* _Given text_

◇ ◇ ◇

The Chapter 13 Bankruptcy Confirmation Hearing
You’ve filed your chapter 13 bankruptcy paperwork and submitted your schedules and payment plan. The meeting of creditors is completed and you’ve answered the trustee’s questions. The next step in the process is your confirmation hearing. In some courts, the confirmation hearing will happen on the same day as the meeting of creditors. In other cases, the confirmation hearing will occur within the next 45 days, depending on the circumstances and the practices of the particular court where your hearing is held.
At a minimum, the court must give at least 28 days notice of to everyone involved in your bankruptcy case. The hearing provides the court an opportunity to listen to any objectionsto your plan from your creditors or from the trustee. The court will also use the hearing to decide if the plan you’ve proposed is feasible. Sometimes there will be disputes as to the value of your property and these will be brought up at the hearing as well.

◇ ◇ ◇

* _Stored data_
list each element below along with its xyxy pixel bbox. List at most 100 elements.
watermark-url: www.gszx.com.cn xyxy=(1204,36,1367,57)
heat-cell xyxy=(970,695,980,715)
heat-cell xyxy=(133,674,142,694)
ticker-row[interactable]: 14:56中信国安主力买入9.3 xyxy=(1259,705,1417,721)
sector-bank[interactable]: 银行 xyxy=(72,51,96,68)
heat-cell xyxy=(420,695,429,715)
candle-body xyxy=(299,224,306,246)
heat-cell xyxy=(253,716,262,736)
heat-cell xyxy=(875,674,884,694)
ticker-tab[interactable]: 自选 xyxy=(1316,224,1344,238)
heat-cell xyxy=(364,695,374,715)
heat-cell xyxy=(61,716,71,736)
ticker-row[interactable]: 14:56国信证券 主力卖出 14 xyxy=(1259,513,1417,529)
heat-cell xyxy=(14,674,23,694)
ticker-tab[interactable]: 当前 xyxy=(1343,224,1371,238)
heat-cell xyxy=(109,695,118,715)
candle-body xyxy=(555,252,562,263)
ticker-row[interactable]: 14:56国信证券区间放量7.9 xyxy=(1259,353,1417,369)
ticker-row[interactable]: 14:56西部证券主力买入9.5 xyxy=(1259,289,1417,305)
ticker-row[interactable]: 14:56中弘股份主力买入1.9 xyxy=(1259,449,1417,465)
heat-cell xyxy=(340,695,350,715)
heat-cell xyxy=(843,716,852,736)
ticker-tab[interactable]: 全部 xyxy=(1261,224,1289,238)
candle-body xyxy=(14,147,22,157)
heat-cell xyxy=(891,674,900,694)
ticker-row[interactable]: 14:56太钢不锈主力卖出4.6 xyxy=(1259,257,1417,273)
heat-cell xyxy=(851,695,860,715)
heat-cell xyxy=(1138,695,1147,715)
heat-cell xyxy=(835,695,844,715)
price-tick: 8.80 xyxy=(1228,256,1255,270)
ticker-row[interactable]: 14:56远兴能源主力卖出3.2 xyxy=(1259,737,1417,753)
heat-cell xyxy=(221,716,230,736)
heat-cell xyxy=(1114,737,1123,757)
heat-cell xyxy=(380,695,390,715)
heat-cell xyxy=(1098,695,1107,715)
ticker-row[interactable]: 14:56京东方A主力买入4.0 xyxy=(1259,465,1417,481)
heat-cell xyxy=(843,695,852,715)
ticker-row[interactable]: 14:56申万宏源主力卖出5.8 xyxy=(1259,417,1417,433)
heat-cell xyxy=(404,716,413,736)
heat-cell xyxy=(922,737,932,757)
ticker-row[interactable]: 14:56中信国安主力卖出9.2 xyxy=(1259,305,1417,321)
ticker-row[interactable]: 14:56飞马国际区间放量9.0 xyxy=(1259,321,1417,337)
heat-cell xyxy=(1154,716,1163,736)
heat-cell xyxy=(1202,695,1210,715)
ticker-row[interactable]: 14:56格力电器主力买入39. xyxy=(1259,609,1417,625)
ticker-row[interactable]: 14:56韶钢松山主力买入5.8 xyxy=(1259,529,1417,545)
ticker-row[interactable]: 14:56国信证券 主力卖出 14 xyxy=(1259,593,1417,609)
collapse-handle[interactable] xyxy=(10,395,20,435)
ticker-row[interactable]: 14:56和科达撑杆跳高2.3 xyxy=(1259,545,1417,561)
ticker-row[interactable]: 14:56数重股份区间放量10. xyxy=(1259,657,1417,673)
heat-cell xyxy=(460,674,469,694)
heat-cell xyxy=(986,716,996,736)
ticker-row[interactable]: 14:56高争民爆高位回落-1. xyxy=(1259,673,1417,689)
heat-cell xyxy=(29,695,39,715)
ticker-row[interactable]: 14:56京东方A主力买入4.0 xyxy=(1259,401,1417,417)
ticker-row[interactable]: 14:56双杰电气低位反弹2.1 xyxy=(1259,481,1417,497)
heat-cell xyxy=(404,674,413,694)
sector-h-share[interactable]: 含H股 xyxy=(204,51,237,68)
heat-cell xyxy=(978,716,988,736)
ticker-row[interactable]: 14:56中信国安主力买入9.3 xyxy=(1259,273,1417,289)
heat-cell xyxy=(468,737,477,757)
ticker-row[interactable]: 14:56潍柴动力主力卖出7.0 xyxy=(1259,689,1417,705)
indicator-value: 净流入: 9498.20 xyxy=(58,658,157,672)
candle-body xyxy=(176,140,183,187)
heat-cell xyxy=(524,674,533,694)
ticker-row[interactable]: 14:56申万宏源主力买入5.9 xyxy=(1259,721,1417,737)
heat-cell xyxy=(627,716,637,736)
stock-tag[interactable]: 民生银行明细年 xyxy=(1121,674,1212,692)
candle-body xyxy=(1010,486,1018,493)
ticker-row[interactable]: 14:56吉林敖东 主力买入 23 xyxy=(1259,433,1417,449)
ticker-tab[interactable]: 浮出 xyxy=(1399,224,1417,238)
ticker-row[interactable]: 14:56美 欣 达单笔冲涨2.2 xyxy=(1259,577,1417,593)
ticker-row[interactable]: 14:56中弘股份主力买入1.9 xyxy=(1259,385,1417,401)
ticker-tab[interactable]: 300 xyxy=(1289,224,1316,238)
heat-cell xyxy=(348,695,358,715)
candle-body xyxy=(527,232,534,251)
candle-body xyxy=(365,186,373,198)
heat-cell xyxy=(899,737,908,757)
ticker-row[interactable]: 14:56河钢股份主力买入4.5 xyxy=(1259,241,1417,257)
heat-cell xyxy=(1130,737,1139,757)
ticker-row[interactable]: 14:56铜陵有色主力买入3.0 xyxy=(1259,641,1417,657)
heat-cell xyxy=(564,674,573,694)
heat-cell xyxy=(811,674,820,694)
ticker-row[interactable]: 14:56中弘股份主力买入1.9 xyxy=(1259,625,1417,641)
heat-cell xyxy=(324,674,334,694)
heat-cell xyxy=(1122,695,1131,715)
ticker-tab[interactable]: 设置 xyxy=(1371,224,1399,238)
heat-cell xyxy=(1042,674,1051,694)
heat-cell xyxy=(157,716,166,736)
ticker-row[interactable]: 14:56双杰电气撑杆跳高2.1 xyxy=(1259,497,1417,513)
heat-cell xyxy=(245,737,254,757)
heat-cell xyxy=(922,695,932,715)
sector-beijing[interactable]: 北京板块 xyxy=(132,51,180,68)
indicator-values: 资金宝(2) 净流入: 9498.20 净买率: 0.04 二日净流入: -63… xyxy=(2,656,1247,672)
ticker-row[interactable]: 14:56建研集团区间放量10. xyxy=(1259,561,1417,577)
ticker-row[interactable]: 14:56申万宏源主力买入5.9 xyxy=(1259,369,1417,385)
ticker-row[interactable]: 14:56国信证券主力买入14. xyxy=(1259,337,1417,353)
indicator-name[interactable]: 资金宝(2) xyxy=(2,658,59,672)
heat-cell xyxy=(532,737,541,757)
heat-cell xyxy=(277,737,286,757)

◇ ◇ ◇

* _To do_
Answer these questions from the text on the Chapter 13 confirmation hearing.
(a) When the confirmation hearing is not held on the same day as the meeting of creditors, within how many days does it occur?
(b) What does the court use the hearing to decide about the proposed plan?
(c) What kind of disputes may also be brought up at the hearing?

* _Answer box_
(a) Within the next 45 days.
(b) Whether the proposed plan is feasible.
(c) Disputes about the value of your property.